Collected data

---+---

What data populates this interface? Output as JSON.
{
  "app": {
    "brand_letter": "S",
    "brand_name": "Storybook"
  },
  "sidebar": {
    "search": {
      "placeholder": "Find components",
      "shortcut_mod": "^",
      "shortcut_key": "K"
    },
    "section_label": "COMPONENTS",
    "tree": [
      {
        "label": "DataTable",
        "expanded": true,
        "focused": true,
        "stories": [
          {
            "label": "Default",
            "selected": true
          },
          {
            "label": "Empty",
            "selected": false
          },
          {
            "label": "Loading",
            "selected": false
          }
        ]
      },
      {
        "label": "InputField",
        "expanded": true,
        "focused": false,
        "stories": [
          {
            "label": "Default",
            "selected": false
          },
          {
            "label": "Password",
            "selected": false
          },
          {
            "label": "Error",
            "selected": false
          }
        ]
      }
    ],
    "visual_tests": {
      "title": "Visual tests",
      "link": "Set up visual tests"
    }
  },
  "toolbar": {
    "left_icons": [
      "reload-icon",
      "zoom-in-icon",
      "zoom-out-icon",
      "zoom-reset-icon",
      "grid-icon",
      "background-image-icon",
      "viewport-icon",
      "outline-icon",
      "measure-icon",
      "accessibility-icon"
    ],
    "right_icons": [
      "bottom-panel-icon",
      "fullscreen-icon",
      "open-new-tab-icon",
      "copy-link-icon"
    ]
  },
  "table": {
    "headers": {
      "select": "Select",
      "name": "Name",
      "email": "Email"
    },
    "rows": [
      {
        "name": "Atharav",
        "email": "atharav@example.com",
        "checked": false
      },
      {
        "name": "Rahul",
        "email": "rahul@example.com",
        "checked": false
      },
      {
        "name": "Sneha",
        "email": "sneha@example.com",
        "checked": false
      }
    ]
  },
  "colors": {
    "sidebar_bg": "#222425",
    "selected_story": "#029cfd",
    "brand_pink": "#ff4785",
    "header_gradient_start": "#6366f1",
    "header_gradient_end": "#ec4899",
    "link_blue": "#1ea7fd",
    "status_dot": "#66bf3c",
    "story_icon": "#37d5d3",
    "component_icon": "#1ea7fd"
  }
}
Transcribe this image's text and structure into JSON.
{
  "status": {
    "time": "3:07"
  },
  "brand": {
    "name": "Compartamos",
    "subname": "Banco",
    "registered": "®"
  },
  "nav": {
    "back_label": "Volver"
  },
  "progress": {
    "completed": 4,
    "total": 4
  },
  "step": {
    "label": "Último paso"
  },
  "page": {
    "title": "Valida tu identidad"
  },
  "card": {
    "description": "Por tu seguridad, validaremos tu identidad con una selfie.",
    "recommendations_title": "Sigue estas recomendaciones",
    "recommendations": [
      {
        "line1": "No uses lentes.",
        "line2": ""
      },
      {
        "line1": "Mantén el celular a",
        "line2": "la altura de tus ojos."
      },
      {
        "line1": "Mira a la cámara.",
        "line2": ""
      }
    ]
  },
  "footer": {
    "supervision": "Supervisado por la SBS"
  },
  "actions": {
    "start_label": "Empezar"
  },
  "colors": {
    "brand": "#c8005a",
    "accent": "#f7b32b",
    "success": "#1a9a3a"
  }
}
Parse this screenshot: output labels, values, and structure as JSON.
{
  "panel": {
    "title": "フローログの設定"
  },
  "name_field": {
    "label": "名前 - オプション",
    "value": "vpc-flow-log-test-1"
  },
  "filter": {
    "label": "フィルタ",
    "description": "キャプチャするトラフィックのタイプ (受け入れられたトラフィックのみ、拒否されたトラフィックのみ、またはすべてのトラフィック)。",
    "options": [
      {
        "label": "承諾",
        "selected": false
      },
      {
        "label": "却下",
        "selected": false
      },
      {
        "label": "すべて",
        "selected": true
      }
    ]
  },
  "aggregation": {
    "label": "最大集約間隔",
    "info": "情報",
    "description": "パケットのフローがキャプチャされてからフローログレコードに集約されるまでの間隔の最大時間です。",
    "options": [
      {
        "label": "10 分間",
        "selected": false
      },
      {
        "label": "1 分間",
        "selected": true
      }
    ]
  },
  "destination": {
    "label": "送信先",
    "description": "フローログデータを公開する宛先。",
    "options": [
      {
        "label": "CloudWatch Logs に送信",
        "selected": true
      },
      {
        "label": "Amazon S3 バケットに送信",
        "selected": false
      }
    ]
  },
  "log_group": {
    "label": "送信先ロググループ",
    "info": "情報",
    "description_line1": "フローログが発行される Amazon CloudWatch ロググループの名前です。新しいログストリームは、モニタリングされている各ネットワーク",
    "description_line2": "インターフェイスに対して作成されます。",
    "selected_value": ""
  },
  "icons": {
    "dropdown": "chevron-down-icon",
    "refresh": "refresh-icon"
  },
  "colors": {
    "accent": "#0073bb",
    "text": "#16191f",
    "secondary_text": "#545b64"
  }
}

---+---

Read the entries and show each line that mentions "image".

      "background-image-icon",
Transcribe this image's text and structure into JSON.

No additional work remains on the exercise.